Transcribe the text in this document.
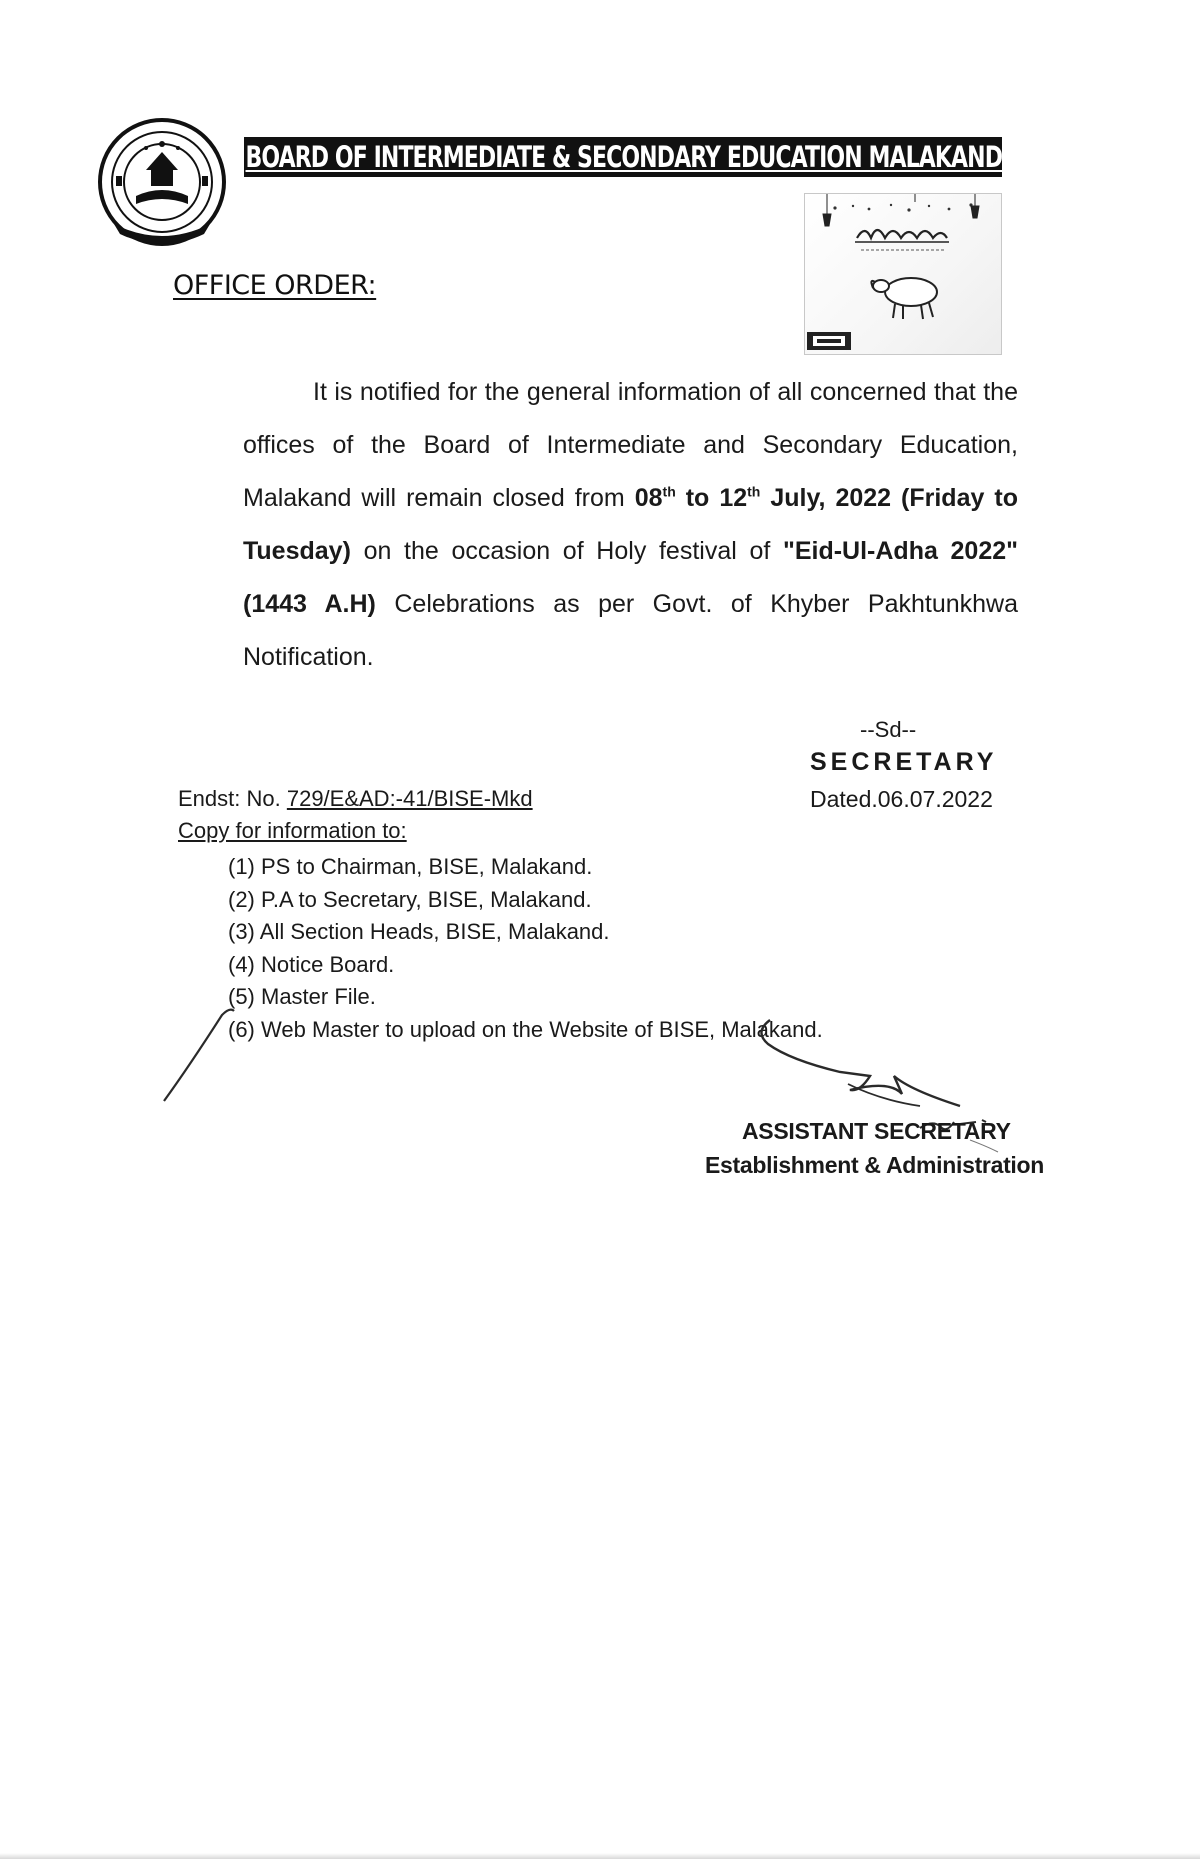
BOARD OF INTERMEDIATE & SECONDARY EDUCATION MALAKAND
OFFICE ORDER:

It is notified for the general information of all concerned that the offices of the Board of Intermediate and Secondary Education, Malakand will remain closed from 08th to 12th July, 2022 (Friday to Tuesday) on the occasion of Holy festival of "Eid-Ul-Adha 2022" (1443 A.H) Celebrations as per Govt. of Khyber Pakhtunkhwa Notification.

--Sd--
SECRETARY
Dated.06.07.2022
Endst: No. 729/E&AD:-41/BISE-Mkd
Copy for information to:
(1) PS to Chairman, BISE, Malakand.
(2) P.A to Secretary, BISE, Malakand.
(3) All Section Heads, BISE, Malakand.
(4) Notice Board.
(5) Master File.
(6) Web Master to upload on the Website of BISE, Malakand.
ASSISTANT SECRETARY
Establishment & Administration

----

GIVEN TASK | Quote the records above exactly, leaving out any pictures.

EXERCISE RESULT |
Transcribe the text in this document.
BOARD OF INTERMEDIATE & SECONDARY EDUCATION MALAKAND
OFFICE ORDER:

It is notified for the general information of all concerned that the offices of the Board of Intermediate and Secondary Education, Malakand will remain closed from 08th to 12th July, 2022 (Friday to Tuesday) on the occasion of Holy festival of "Eid-Ul-Adha 2022" (1443 A.H) Celebrations as per Govt. of Khyber Pakhtunkhwa Notification.

--Sd--
SECRETARY
Dated.06.07.2022
Endst: No. 729/E&AD:-41/BISE-Mkd
Copy for information to:
(1) PS to Chairman, BISE, Malakand.
(2) P.A to Secretary, BISE, Malakand.
(3) All Section Heads, BISE, Malakand.
(4) Notice Board.
(5) Master File.
(6) Web Master to upload on the Website of BISE, Malakand.
ASSISTANT SECRETARY
Establishment & Administration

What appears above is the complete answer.